## Written instruction
Copy out every line of the entries below with no changes, leaving out the pictures.

##### Material provided #####

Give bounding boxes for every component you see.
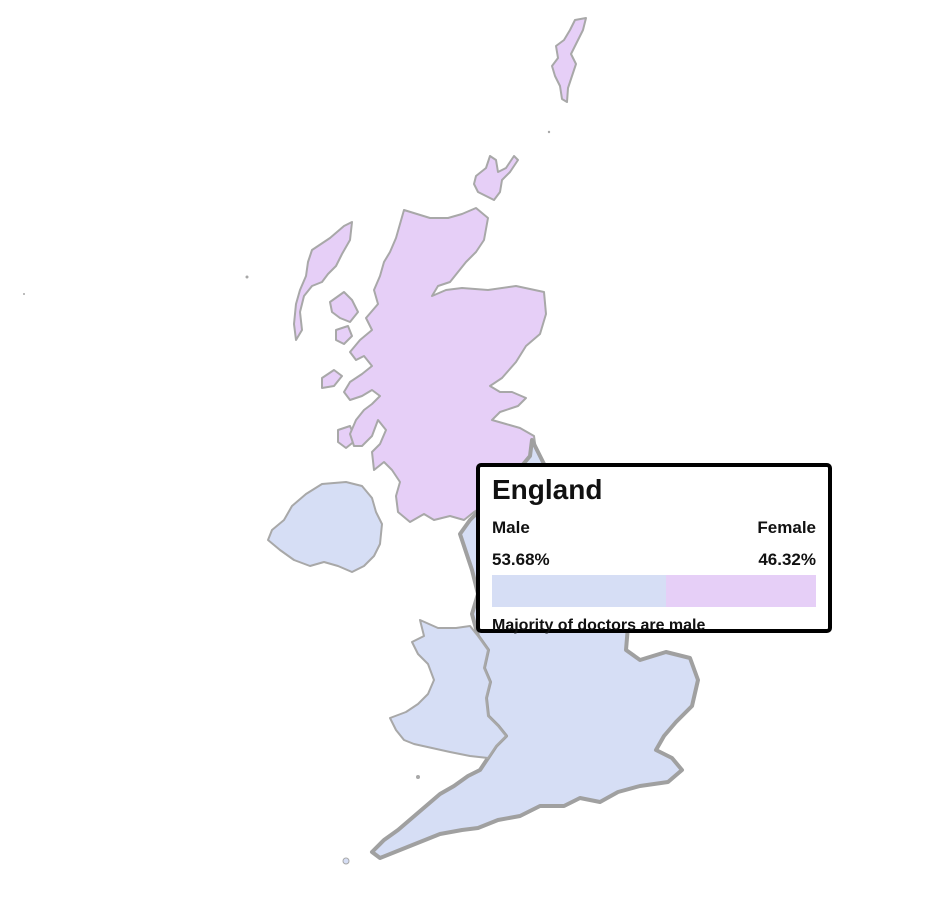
region-northern-ireland[interactable] [267,481,383,573]
tooltip-title: England [492,474,603,505]
islet-dot [23,293,25,295]
female-label: Female [757,518,816,537]
female-share-bar [665,575,816,607]
male-value: 53.68% [492,550,550,569]
region-scotland[interactable] [343,207,547,523]
inner-hebrides[interactable] [321,291,359,449]
female-value: 46.32% [758,550,816,569]
gender-ratio-bar [492,575,816,607]
region-wales[interactable] [389,619,507,759]
islet-dot [416,775,420,779]
islet-dot [245,275,249,279]
tooltip-values: 53.68% 46.32% [492,549,816,571]
male-share-bar [492,575,666,607]
region-tooltip: England Male Female 53.68% 46.32% Majori… [476,463,832,634]
islet-dot [547,130,551,134]
outer-hebrides[interactable] [293,221,353,341]
region-england[interactable] [370,438,700,860]
orkney-islands[interactable] [473,155,519,201]
shetland-islands[interactable] [551,17,587,103]
tooltip-note: Majority of doctors are male [492,617,706,634]
islet-dot [342,857,350,865]
male-label: Male [492,518,530,537]
tooltip-labels: Male Female [492,517,816,539]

#####

## Solved exercise
Give bounding boxes for every component you see.
region-northern-ireland[interactable] [267,481,383,573]
tooltip-title: England [492,474,603,505]
islet-dot [23,293,25,295]
female-label: Female [757,518,816,537]
female-share-bar [665,575,816,607]
male-value: 53.68% [492,550,550,569]
region-scotland[interactable] [343,207,547,523]
inner-hebrides[interactable] [321,291,359,449]
female-value: 46.32% [758,550,816,569]
gender-ratio-bar [492,575,816,607]
region-wales[interactable] [389,619,507,759]
islet-dot [416,775,420,779]
islet-dot [245,275,249,279]
tooltip-values: 53.68% 46.32% [492,549,816,571]
male-share-bar [492,575,666,607]
region-tooltip: England Male Female 53.68% 46.32% Majori… [476,463,832,634]
islet-dot [547,130,551,134]
outer-hebrides[interactable] [293,221,353,341]
region-england[interactable] [370,438,700,860]
orkney-islands[interactable] [473,155,519,201]
shetland-islands[interactable] [551,17,587,103]
tooltip-note: Majority of doctors are male [492,617,706,634]
islet-dot [342,857,350,865]
male-label: Male [492,518,530,537]
tooltip-labels: Male Female [492,517,816,539]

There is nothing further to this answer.